▶ Stated goal
Answer with a single number: how many lines in the listing below include "bottom"?

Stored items
%%

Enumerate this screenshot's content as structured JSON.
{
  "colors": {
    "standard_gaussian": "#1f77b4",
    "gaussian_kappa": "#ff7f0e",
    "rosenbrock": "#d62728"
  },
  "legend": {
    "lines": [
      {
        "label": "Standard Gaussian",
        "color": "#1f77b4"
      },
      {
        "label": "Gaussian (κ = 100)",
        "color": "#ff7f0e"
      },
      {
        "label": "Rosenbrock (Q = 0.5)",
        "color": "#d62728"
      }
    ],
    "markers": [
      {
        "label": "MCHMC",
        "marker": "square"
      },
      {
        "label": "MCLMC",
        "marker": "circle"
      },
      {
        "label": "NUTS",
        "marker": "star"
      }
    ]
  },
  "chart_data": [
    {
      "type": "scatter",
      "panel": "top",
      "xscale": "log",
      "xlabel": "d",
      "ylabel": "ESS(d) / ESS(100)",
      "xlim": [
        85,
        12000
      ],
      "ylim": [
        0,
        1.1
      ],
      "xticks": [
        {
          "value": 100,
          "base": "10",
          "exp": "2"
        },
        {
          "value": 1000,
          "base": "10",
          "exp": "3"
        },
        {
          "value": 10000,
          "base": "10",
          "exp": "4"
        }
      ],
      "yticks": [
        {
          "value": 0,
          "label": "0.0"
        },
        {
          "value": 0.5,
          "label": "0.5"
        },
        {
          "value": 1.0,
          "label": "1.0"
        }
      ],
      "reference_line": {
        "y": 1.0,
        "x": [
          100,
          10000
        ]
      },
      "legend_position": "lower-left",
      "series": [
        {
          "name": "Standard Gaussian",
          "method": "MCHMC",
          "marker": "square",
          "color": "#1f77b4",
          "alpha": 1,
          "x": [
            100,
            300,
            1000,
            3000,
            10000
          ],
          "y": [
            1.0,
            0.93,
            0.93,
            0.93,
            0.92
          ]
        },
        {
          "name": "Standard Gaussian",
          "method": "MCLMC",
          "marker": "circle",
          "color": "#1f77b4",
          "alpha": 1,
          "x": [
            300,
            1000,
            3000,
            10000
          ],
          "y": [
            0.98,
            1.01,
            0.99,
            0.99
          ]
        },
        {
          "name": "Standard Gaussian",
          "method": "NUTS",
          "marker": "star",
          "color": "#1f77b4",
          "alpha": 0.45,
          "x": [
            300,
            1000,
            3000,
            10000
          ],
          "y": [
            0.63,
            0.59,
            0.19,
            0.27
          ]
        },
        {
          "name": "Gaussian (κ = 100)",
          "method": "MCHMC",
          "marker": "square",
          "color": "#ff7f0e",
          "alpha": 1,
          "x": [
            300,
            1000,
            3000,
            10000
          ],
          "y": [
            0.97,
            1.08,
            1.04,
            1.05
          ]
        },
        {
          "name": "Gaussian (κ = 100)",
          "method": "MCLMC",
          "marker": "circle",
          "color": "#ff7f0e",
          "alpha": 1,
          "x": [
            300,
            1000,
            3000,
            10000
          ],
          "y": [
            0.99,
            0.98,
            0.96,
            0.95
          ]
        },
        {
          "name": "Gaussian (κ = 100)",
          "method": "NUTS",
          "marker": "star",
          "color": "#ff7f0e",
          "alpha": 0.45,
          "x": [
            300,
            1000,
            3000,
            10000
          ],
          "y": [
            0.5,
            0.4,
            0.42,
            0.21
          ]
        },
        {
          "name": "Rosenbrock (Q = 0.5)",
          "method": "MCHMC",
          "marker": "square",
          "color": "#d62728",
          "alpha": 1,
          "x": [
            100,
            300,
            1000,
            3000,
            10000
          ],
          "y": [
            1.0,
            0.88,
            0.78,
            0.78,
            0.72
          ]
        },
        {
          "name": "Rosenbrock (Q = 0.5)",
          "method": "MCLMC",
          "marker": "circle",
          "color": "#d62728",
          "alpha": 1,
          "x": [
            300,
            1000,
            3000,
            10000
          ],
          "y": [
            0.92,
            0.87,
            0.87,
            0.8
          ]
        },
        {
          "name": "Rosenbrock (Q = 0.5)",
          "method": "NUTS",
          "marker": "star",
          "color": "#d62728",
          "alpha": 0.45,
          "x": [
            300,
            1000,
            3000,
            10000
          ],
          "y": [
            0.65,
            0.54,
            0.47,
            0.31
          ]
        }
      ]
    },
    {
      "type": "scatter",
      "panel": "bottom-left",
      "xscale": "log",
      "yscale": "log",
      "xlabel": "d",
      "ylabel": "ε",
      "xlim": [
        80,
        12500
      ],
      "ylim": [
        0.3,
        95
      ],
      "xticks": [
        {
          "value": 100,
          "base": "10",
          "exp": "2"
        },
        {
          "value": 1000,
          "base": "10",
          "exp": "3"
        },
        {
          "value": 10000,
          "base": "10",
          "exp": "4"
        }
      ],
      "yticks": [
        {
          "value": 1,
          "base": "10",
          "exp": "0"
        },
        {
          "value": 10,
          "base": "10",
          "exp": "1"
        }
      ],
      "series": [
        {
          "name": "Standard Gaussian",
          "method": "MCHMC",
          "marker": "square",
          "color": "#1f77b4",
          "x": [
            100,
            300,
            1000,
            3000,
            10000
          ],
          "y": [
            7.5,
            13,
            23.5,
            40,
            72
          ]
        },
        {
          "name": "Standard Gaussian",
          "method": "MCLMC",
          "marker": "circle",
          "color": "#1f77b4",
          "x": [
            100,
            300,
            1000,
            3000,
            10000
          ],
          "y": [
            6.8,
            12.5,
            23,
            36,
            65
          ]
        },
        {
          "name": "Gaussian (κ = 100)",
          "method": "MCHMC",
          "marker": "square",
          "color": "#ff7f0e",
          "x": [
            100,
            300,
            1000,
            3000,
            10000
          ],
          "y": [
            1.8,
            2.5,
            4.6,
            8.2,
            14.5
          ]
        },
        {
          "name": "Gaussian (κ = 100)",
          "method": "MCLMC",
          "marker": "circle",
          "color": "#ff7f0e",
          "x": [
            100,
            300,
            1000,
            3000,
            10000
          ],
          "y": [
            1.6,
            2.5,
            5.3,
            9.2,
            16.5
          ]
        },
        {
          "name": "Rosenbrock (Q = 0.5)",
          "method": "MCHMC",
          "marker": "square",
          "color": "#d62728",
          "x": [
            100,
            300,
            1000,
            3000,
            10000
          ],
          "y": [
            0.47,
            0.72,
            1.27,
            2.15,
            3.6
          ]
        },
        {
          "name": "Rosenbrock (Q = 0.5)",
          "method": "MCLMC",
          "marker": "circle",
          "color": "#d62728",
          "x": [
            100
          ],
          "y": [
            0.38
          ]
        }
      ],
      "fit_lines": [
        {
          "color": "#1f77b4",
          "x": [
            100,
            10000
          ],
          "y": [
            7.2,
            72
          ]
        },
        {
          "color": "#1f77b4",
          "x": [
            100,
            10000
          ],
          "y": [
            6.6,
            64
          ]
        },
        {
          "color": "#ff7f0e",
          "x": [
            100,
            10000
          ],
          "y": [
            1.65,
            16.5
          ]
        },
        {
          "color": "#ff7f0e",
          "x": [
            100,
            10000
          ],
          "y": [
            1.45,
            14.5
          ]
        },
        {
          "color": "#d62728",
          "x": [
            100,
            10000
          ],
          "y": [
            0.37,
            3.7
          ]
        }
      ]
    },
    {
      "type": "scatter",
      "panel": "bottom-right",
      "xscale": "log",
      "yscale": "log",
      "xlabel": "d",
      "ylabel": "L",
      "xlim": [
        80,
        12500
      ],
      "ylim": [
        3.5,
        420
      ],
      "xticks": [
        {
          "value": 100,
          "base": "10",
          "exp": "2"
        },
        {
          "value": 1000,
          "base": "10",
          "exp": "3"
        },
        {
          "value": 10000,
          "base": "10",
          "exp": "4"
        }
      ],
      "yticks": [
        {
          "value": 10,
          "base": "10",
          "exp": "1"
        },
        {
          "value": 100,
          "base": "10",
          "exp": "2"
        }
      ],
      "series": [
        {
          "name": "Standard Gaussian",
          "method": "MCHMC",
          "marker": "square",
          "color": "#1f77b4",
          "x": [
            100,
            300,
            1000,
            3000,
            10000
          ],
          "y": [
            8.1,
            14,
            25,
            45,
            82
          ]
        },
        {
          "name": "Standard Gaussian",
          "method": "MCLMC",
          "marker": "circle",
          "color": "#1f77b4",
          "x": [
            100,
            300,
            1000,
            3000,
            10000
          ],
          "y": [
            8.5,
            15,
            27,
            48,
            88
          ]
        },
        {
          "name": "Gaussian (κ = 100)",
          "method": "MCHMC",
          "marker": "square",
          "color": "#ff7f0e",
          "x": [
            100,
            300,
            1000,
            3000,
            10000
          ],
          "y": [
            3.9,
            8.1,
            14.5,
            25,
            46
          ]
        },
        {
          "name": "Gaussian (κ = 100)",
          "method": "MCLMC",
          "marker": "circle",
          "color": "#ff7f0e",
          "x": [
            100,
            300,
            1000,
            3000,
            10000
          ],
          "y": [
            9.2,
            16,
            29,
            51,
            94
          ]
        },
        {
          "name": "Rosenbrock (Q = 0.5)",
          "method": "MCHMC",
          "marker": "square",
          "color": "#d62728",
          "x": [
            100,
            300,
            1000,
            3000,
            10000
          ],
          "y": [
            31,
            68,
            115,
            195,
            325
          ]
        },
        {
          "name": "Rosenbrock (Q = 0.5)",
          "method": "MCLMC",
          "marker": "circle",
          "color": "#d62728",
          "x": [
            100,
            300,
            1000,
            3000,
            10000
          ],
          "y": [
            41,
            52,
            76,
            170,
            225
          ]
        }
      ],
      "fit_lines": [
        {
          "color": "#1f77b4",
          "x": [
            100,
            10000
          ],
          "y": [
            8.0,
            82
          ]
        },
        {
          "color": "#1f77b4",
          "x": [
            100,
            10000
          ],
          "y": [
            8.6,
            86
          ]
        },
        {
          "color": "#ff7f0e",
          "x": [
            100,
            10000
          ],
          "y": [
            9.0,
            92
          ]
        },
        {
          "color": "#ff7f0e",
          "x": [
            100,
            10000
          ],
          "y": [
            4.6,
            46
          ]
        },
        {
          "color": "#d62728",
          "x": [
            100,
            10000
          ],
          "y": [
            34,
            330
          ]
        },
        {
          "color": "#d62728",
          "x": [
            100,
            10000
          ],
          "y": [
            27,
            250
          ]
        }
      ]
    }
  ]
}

%%

▶ Exercise result
2